**EXCERPT TO READ**
----------
Main thread: Starting worker
Worker thread started
Worker thread finished
Main thread: Worker has completed its task

Thread Priority

Java allows you to influence thread scheduling by setting priorities. Thread priorities range from 1 (lowest) to 10 (highest), with 5 being the default:

java

Thread thread = new Thread(() -> {
    // Code here
});
thread.setPriority(Thread.MAX_PRIORITY); // 10
thread.setPriority(Thread.MIN_PRIORITY); // 1
thread.setPriority(Thread.NORM_PRIORITY); // 5

Note: Thread priorities are just hints to the operating system and don't guarantee execution order. Their effect varies across different operating systems and JVM implementations.

Practical Examples

Example 1: Simple Download Simulator

Let's build a simple file download simulator to demonstrate how threads can improve user experience:

java

public class DownloadSimulator {
    public static void main(String[] args) {
        System.out.println("Download Manager Starting...");
        
        // Without threads (sequential downloads)
        long startTime = System.currentTimeMillis();
        downloadFile("Document1.pdf");
        downloadFile("Image1.jpg");
        downloadFile("Video1.mp4");
        long endTime = System.currentTimeMillis();
        
        System.out.println("Sequential downloads took: " + (endTime - startTime) + "ms");
        
        System.out.println("\nNow trying with threads (parallel downloads)...\n");
        
        // With threads (parallel downloads)
----------
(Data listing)
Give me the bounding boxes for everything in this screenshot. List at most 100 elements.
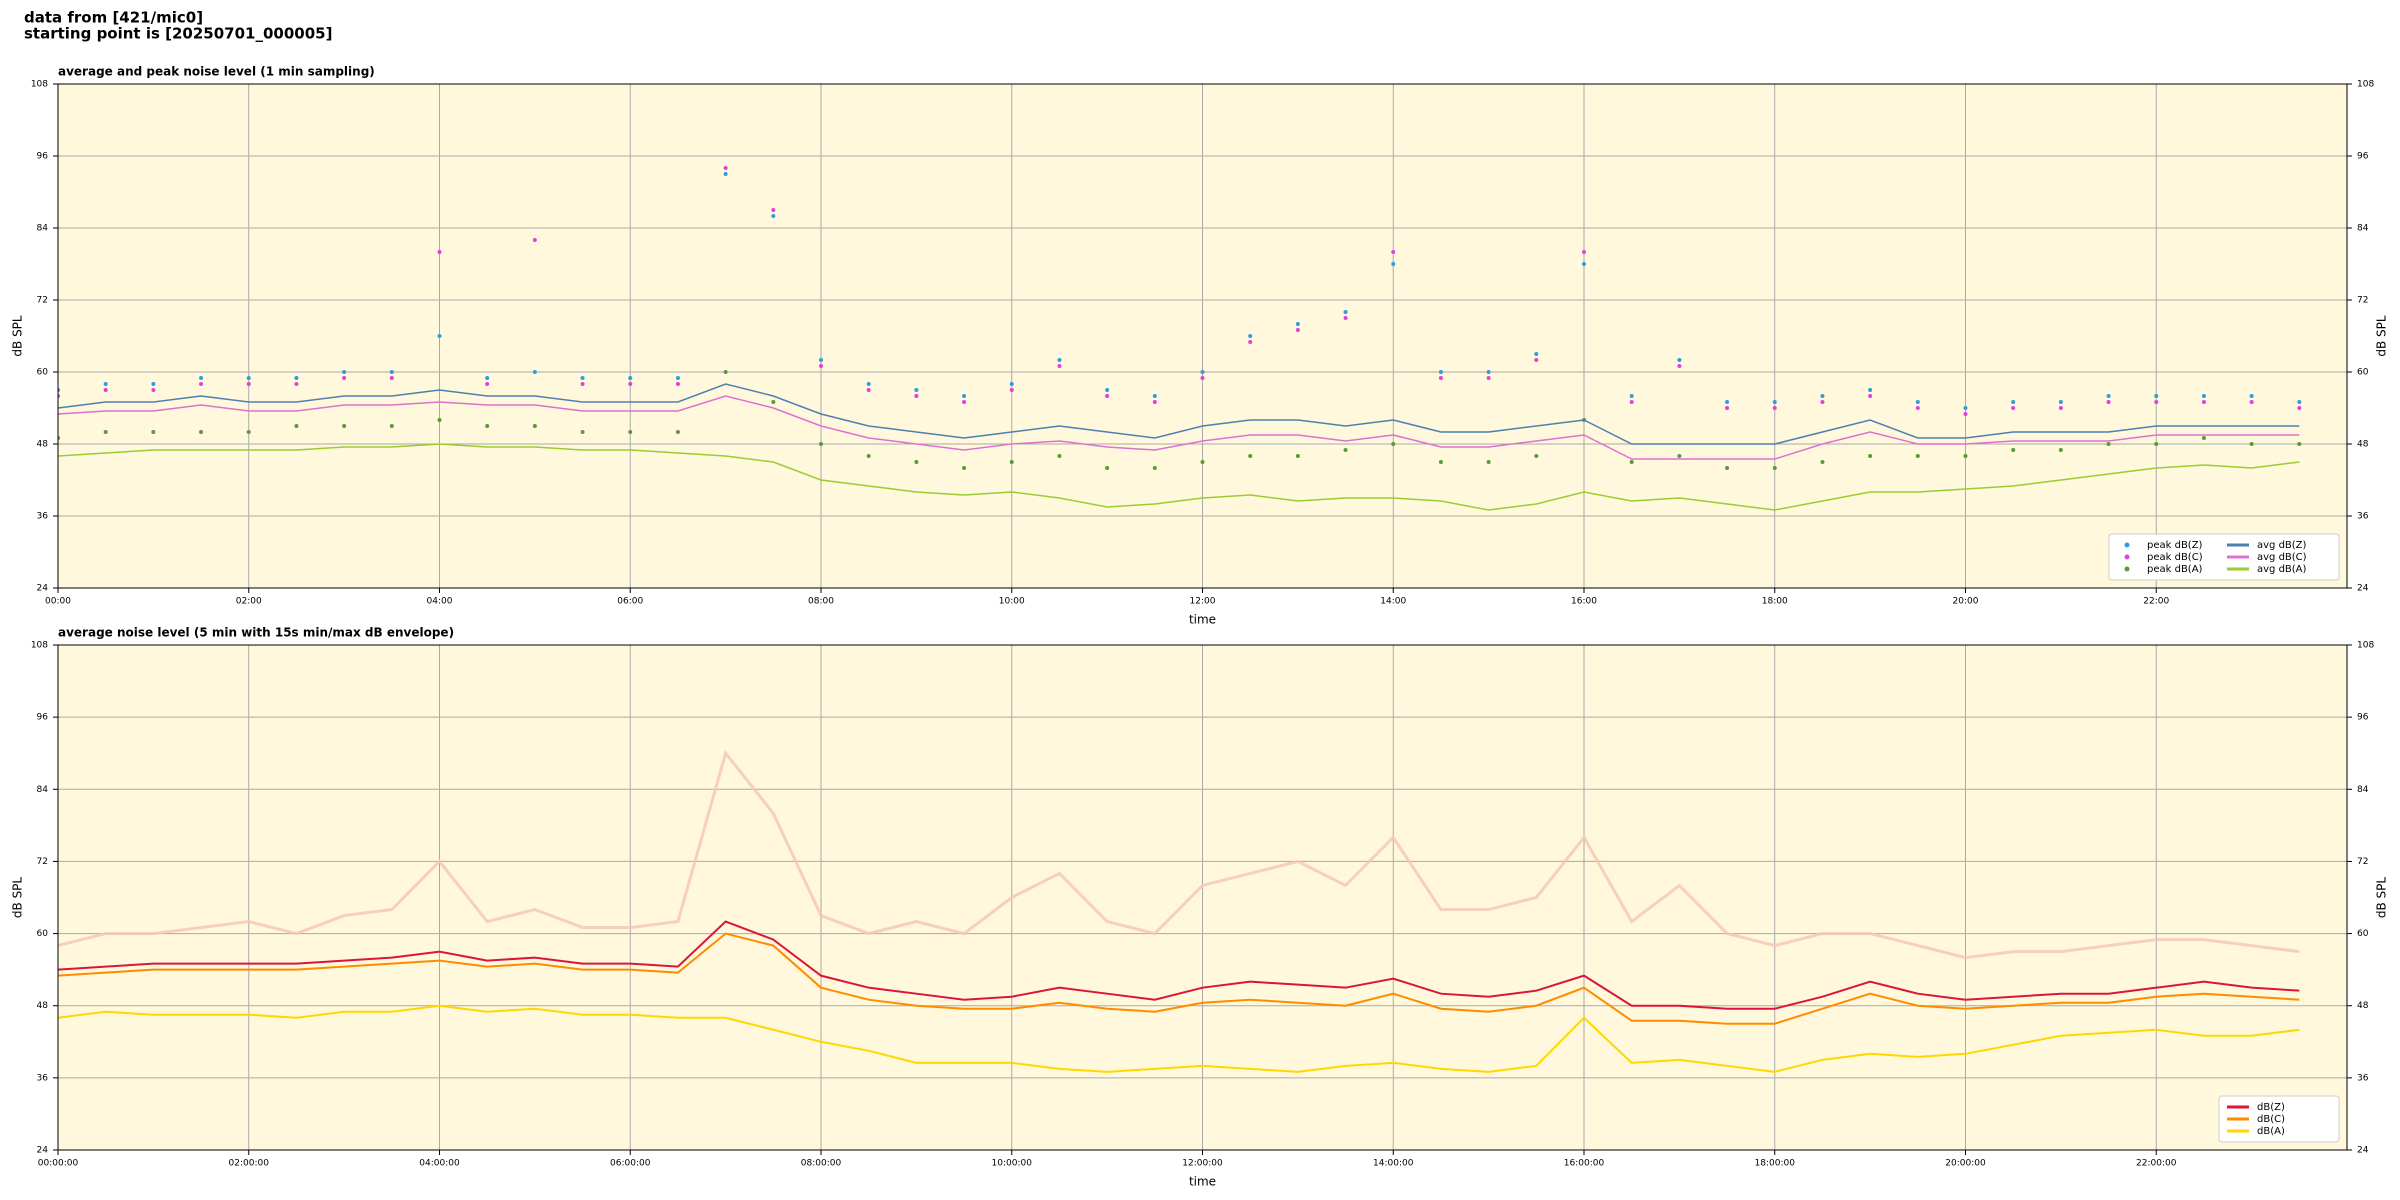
peak-point	[2201, 400, 2206, 404]
peak-point	[1629, 400, 1634, 404]
peak-point	[1152, 400, 1157, 404]
peak-point	[294, 382, 299, 386]
peak-point	[389, 424, 394, 428]
peak-point	[580, 382, 585, 386]
peak-point	[771, 400, 776, 404]
x-axis-label: time	[1189, 613, 1216, 627]
peak-point	[914, 388, 919, 392]
peak-point	[437, 250, 442, 254]
peak-point	[819, 364, 823, 368]
peak-point	[1105, 394, 1110, 398]
peak-point	[914, 394, 919, 398]
y2-tick-label: 24	[2357, 584, 2369, 594]
peak-point	[1534, 358, 1539, 362]
peak-point	[2297, 406, 2302, 410]
peak-point	[199, 430, 204, 434]
peak-point	[389, 370, 394, 374]
peak-point	[580, 430, 585, 434]
legend-box	[2108, 533, 2340, 581]
peak-point	[1772, 406, 1777, 410]
y2-tick-label: 96	[2357, 152, 2369, 162]
header-start: starting point is [20250701_000005]	[24, 25, 332, 43]
peak-point	[485, 376, 490, 380]
peak-point	[1677, 358, 1682, 362]
legend-label: peak dB(Z)	[2147, 540, 2203, 551]
x-tick-label: 22:00	[2143, 597, 2169, 607]
peak-point	[389, 376, 394, 380]
peak-point	[1725, 406, 1730, 410]
peak-point	[103, 430, 108, 434]
peak-point	[103, 382, 108, 386]
peak-point	[1200, 376, 1205, 380]
peak-point	[2154, 442, 2159, 446]
envelope-line	[58, 749, 2300, 960]
peak-point	[628, 376, 633, 380]
y2-tick-label: 72	[2357, 296, 2368, 306]
peak-point	[1438, 370, 1443, 374]
peak-point	[819, 358, 823, 362]
header-source: data from [421/mic0]	[24, 9, 203, 27]
y2-tick-label: 108	[2357, 80, 2374, 90]
peak-point	[2058, 406, 2063, 410]
x-axis-label: time	[1189, 1175, 1216, 1189]
y-tick-label: 48	[37, 1001, 49, 1011]
peak-point	[819, 442, 823, 446]
peak-point	[294, 424, 299, 428]
x-tick-label: 00:00	[45, 597, 71, 607]
peak-point	[1057, 364, 1062, 368]
peak-point	[1677, 364, 1682, 368]
peak-point	[485, 382, 490, 386]
peak-point	[771, 214, 776, 218]
peak-point	[1057, 358, 1062, 362]
peak-point	[723, 172, 728, 176]
x-tick-label: 16:00	[1571, 597, 1597, 607]
x-tick-label: 16:00:00	[1564, 1159, 1605, 1169]
peak-point	[2106, 394, 2111, 398]
peak-point	[1772, 400, 1777, 404]
x-tick-label: 04:00	[427, 597, 453, 607]
y2-tick-label: 48	[2357, 1001, 2369, 1011]
peak-point	[199, 382, 204, 386]
peak-point	[1963, 406, 1968, 410]
peak-point	[962, 394, 967, 398]
y2-tick-label: 84	[2357, 224, 2369, 234]
peak-point	[1963, 412, 1968, 416]
peak-point	[1391, 250, 1396, 254]
legend-label: dB(Z)	[2257, 1102, 2285, 1113]
peak-point	[866, 454, 871, 458]
legend-label: dB(C)	[2257, 1114, 2285, 1125]
peak-point	[151, 388, 156, 392]
x-tick-label: 02:00	[236, 597, 262, 607]
peak-point	[1438, 460, 1443, 464]
peak-point	[1200, 460, 1205, 464]
peak-point	[2249, 394, 2254, 398]
legend-label: avg dB(C)	[2257, 552, 2307, 563]
peak-point	[914, 460, 919, 464]
peak-point	[675, 376, 680, 380]
peak-point	[1343, 310, 1348, 314]
peak-point	[1343, 448, 1348, 452]
peak-point	[532, 424, 537, 428]
peak-point	[866, 388, 871, 392]
peak-point	[1105, 388, 1110, 392]
peak-point	[723, 166, 728, 170]
peak-point	[1438, 376, 1443, 380]
peak-point	[771, 208, 776, 212]
y-tick-label: 24	[37, 1146, 49, 1156]
peak-point	[628, 430, 633, 434]
peak-point	[2011, 448, 2016, 452]
legend-label: peak dB(A)	[2147, 564, 2203, 575]
peak-point	[1486, 460, 1491, 464]
y-tick-label: 60	[37, 368, 49, 378]
peak-point	[342, 424, 347, 428]
peak-point	[2297, 442, 2302, 446]
peak-point	[1057, 454, 1062, 458]
y-tick-label: 72	[37, 857, 48, 867]
peak-point	[675, 430, 680, 434]
y-axis-label: dB SPL	[11, 877, 25, 919]
peak-point	[1486, 376, 1491, 380]
x-tick-label: 14:00:00	[1373, 1159, 1414, 1169]
y2-tick-label: 72	[2357, 857, 2368, 867]
legend-label: avg dB(A)	[2257, 564, 2307, 575]
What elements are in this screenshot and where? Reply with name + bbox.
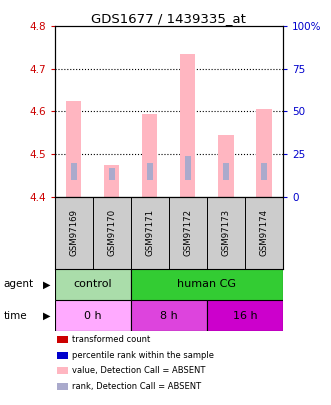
Bar	[131, 269, 283, 300]
Text: 0 h: 0 h	[84, 311, 102, 321]
Text: transformed count: transformed count	[72, 335, 150, 344]
Title: GDS1677 / 1439335_at: GDS1677 / 1439335_at	[91, 12, 246, 25]
Bar	[180, 54, 195, 196]
Bar	[142, 113, 158, 196]
Bar	[104, 165, 119, 196]
Bar	[57, 352, 68, 359]
Text: ▶: ▶	[43, 311, 51, 321]
Text: GSM97174: GSM97174	[260, 209, 268, 256]
Bar	[55, 300, 131, 331]
Bar	[147, 163, 153, 179]
Text: GSM97170: GSM97170	[107, 209, 116, 256]
Text: GSM97172: GSM97172	[183, 209, 192, 256]
Bar	[57, 367, 68, 374]
Bar	[57, 383, 68, 390]
Bar	[71, 163, 76, 179]
Text: GSM97169: GSM97169	[69, 209, 78, 256]
Bar	[207, 300, 283, 331]
Bar	[218, 135, 234, 196]
Bar	[57, 336, 68, 343]
Text: time: time	[3, 311, 27, 321]
Text: 16 h: 16 h	[233, 311, 257, 321]
Text: human CG: human CG	[177, 279, 236, 289]
Bar	[185, 156, 191, 179]
Text: GSM97173: GSM97173	[221, 209, 230, 256]
Bar	[55, 269, 131, 300]
Bar	[109, 168, 115, 179]
Text: rank, Detection Call = ABSENT: rank, Detection Call = ABSENT	[72, 382, 201, 391]
Text: GSM97171: GSM97171	[145, 209, 154, 256]
Bar	[223, 163, 229, 179]
Text: agent: agent	[3, 279, 33, 289]
Text: value, Detection Call = ABSENT: value, Detection Call = ABSENT	[72, 366, 205, 375]
Text: ▶: ▶	[43, 279, 51, 289]
Text: 8 h: 8 h	[160, 311, 178, 321]
Bar	[66, 101, 81, 196]
Bar	[261, 163, 267, 179]
Bar	[257, 109, 272, 196]
Text: control: control	[73, 279, 112, 289]
Bar	[131, 300, 207, 331]
Text: percentile rank within the sample: percentile rank within the sample	[72, 351, 214, 360]
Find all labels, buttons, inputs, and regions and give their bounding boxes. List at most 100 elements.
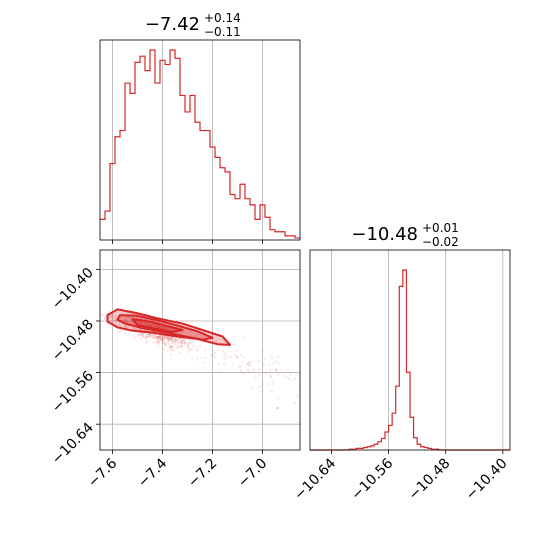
joint-sample-point (141, 333, 144, 336)
joint-sample-point (251, 386, 254, 389)
joint-sample-point (138, 332, 141, 335)
joint-sample-point (158, 335, 161, 338)
joint-x-ticks: −7.6 −7.4 −7.2 −7.0 (85, 450, 270, 491)
joint-sample-point (174, 340, 177, 343)
joint-sample-point (142, 332, 145, 335)
joint-sample-point (170, 338, 173, 341)
joint-sample-point (135, 327, 138, 330)
joint-sample-point (132, 335, 135, 338)
joint-sample-point (160, 336, 163, 339)
joint-sample-point (129, 312, 132, 316)
joint-sample-point (171, 340, 174, 344)
joint-sample-point (242, 355, 245, 358)
joint-sample-point (180, 345, 183, 349)
joint-sample-point (169, 338, 172, 341)
joint-sample-point (107, 309, 111, 312)
joint-sample-point (217, 362, 220, 366)
joint-sample-point (157, 337, 160, 340)
joint-x-tick-label: −7.6 (85, 455, 120, 490)
joint-sample-point (166, 335, 169, 338)
joint-sample-point (170, 348, 173, 351)
joint-sample-point (203, 356, 207, 360)
joint-sample-point (125, 320, 128, 323)
joint-sample-point (171, 345, 174, 348)
joint-sample-point (152, 323, 155, 326)
joint-sample-point (174, 342, 177, 345)
joint-sample-point (156, 341, 159, 344)
joint-sample-point (210, 354, 213, 357)
joint-sample-point (168, 343, 171, 346)
joint-sample-point (155, 338, 159, 341)
joint-sample-point (142, 335, 145, 338)
joint-sample-point (174, 340, 177, 343)
joint-sample-point (126, 312, 129, 315)
joint-sample-point (189, 348, 193, 351)
joint-sample-point (157, 339, 161, 342)
joint-sample-point (139, 321, 142, 324)
joint-sample-point (155, 324, 158, 327)
joint-sample-point (177, 342, 180, 345)
joint-sample-point (148, 333, 151, 336)
joint-sample-point (156, 335, 159, 338)
joint-sample-point (166, 342, 170, 345)
joint-sample-point (276, 406, 279, 410)
joint-sample-point (131, 321, 134, 324)
joint-sample-point (171, 339, 175, 342)
joint-sample-point (162, 341, 165, 345)
joint-sample-point (181, 338, 184, 341)
marginal-x-title-plus: +0.14 (204, 11, 241, 25)
joint-sample-point (158, 337, 162, 340)
joint-sample-point (109, 316, 113, 319)
joint-x-tick-label: −7.0 (235, 456, 270, 491)
joint-sample-point (153, 335, 156, 339)
joint-sample-point (177, 346, 180, 349)
joint-sample-point (246, 368, 249, 371)
joint-sample-point (196, 348, 199, 351)
joint-sample-point (148, 333, 151, 336)
joint-sample-point (124, 320, 127, 323)
joint-sample-point (144, 322, 147, 325)
joint-sample-point (165, 337, 168, 340)
marginal-y-grid (331, 250, 504, 450)
marginal-y-histogram-line (310, 269, 510, 451)
joint-sample-point (150, 324, 153, 327)
joint-sample-point (151, 336, 155, 339)
joint-sample-point (154, 325, 157, 328)
joint-sample-point (166, 339, 169, 342)
joint-sample-point (221, 350, 225, 353)
joint-sample-point (137, 327, 141, 331)
joint-sample-point (200, 356, 203, 359)
joint-sample-point (181, 339, 184, 343)
joint-sample-point (150, 334, 153, 338)
joint-sample-point (111, 315, 115, 318)
joint-sample-point (171, 339, 174, 342)
joint-sample-point (235, 355, 238, 358)
joint-sample-point (169, 337, 172, 340)
joint-y-ticks: −10.40−10.48−10.56−10.64 (49, 265, 100, 468)
joint-sample-point (175, 339, 178, 342)
joint-sample-point (162, 341, 166, 344)
joint-sample-point (155, 336, 158, 339)
marginal-x-grid (112, 40, 263, 240)
joint-sample-point (179, 341, 183, 345)
joint-sample-point (226, 356, 229, 359)
joint-sample-point (141, 321, 145, 325)
joint-sample-point (140, 334, 143, 337)
joint-sample-point (145, 322, 149, 326)
joint-sample-point (246, 363, 249, 366)
marginal-x-title-minus: −0.11 (204, 25, 241, 39)
joint-sample-point (175, 337, 178, 340)
joint-sample-point (156, 337, 159, 340)
joint-sample-point (286, 376, 289, 379)
joint-sample-point (165, 337, 169, 340)
joint-sample-point (124, 325, 127, 328)
joint-sample-point (147, 335, 150, 338)
joint-sample-point (159, 336, 163, 339)
joint-sample-point (267, 382, 270, 386)
joint-sample-point (292, 378, 295, 381)
joint-sample-point (162, 335, 166, 338)
joint-sample-point (125, 319, 128, 322)
joint-sample-point (124, 316, 127, 319)
joint-sample-point (275, 369, 278, 372)
joint-sample-point (157, 325, 160, 328)
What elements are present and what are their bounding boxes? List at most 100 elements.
----------
**EXERCISE AIM**
Pick up the Java threading tutorial after its last line and write the next part.

**SOLVED EXERCISE**
        Thread thread1 = new Thread(() -> downloadFile("Document1.pdf"));
        Thread thread2 = new Thread(() -> downloadFile("Image1.jpg"));
        Thread thread3 = new Thread(() -> downloadFile("Video1.mp4"));
        
        startTime = System.currentTimeMillis();
        thread1.start();
        thread2.start();
        thread3.start();
        
        try {
            thread1.join();
            thread2.join();
            thread3.join();
        } catch (InterruptedException e) {
            e.printStackTrace();
        }
        
        endTime = System.currentTimeMillis();
        System.out.println("Parallel downloads took: " + (endTime - startTime) + "ms");
    }
    
    private static void downloadFile(String fileName) {
        System.out.println("Started downloading: " + fileName);
        // Simulate file download time
        try {
            Thread.sleep(2000);  // 2 seconds
        } catch (InterruptedException e) {
            e.printStackTrace();
        }
        System.out.println("Finished downloading: " + fileName);
    }
}

Output:

Download Manager Starting...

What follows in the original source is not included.